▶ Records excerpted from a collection
------------

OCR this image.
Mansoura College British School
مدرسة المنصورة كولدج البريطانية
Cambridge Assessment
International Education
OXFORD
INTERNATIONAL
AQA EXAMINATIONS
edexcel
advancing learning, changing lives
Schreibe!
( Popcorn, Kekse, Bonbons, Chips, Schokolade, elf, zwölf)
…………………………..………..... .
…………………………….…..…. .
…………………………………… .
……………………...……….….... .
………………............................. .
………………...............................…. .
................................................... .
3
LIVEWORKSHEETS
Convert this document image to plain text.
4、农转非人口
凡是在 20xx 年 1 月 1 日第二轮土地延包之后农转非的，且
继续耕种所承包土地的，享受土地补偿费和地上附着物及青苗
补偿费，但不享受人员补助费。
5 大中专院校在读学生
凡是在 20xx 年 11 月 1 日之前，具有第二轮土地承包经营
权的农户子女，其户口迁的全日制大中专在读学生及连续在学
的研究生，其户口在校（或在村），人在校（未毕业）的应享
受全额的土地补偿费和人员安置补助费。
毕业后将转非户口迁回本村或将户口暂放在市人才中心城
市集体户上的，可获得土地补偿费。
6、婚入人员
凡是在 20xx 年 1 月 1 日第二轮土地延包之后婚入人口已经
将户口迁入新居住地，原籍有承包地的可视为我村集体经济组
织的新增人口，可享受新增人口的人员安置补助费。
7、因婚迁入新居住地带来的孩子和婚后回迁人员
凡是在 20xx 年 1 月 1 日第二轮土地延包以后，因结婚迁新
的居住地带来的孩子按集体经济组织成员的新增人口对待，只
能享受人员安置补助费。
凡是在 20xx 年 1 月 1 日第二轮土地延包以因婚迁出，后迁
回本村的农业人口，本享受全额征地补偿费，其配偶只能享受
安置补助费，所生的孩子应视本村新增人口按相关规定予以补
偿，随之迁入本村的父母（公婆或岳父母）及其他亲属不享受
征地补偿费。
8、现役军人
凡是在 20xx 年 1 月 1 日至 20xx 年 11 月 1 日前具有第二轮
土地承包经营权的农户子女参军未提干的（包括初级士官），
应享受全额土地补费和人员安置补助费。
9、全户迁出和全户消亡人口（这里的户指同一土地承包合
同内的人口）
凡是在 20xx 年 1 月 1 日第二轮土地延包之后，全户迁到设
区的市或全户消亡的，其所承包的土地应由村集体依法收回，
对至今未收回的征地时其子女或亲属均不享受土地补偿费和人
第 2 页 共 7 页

------------

Return each line among the entries that holds the word "image".

OCR this image.
Convert this document image to plain text.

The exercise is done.